_Short task_
Retype the records that come next, word for word.

-- START OF Records for this task --

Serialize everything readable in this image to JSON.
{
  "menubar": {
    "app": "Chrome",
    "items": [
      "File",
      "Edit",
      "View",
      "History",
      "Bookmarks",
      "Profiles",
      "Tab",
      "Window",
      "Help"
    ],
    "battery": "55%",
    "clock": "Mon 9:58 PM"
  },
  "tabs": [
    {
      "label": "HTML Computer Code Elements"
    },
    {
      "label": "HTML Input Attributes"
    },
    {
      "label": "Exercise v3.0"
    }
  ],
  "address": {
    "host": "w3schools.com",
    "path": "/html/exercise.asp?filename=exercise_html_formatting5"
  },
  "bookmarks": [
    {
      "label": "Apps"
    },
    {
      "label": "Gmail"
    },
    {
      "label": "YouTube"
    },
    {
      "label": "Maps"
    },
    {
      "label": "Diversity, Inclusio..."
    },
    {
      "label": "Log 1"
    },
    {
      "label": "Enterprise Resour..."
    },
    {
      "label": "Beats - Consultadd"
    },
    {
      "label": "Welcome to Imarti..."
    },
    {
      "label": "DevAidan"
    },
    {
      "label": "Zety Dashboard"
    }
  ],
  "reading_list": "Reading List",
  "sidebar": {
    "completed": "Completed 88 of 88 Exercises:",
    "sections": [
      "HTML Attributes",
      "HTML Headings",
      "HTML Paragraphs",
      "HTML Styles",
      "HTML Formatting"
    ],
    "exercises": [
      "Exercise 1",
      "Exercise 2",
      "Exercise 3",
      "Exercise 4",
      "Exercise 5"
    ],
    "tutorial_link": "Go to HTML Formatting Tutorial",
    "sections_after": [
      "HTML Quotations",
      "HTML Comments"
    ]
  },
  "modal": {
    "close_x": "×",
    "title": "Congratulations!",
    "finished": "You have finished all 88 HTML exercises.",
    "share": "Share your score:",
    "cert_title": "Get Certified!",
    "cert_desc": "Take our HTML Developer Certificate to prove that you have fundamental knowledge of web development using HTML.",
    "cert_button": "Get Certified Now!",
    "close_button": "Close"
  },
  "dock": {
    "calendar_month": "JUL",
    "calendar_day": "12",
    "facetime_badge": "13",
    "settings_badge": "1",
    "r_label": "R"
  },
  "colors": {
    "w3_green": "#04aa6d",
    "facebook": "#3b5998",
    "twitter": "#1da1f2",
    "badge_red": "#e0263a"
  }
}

-- END OF Records for this task --

_In response_
Serialize everything readable in this image to JSON.
{
  "menubar": {
    "app": "Chrome",
    "items": [
      "File",
      "Edit",
      "View",
      "History",
      "Bookmarks",
      "Profiles",
      "Tab",
      "Window",
      "Help"
    ],
    "battery": "55%",
    "clock": "Mon 9:58 PM"
  },
  "tabs": [
    {
      "label": "HTML Computer Code Elements"
    },
    {
      "label": "HTML Input Attributes"
    },
    {
      "label": "Exercise v3.0"
    }
  ],
  "address": {
    "host": "w3schools.com",
    "path": "/html/exercise.asp?filename=exercise_html_formatting5"
  },
  "bookmarks": [
    {
      "label": "Apps"
    },
    {
      "label": "Gmail"
    },
    {
      "label": "YouTube"
    },
    {
      "label": "Maps"
    },
    {
      "label": "Diversity, Inclusio..."
    },
    {
      "label": "Log 1"
    },
    {
      "label": "Enterprise Resour..."
    },
    {
      "label": "Beats - Consultadd"
    },
    {
      "label": "Welcome to Imarti..."
    },
    {
      "label": "DevAidan"
    },
    {
      "label": "Zety Dashboard"
    }
  ],
  "reading_list": "Reading List",
  "sidebar": {
    "completed": "Completed 88 of 88 Exercises:",
    "sections": [
      "HTML Attributes",
      "HTML Headings",
      "HTML Paragraphs",
      "HTML Styles",
      "HTML Formatting"
    ],
    "exercises": [
      "Exercise 1",
      "Exercise 2",
      "Exercise 3",
      "Exercise 4",
      "Exercise 5"
    ],
    "tutorial_link": "Go to HTML Formatting Tutorial",
    "sections_after": [
      "HTML Quotations",
      "HTML Comments"
    ]
  },
  "modal": {
    "close_x": "×",
    "title": "Congratulations!",
    "finished": "You have finished all 88 HTML exercises.",
    "share": "Share your score:",
    "cert_title": "Get Certified!",
    "cert_desc": "Take our HTML Developer Certificate to prove that you have fundamental knowledge of web development using HTML.",
    "cert_button": "Get Certified Now!",
    "close_button": "Close"
  },
  "dock": {
    "calendar_month": "JUL",
    "calendar_day": "12",
    "facetime_badge": "13",
    "settings_badge": "1",
    "r_label": "R"
  },
  "colors": {
    "w3_green": "#04aa6d",
    "facebook": "#3b5998",
    "twitter": "#1da1f2",
    "badge_red": "#e0263a"
  }
}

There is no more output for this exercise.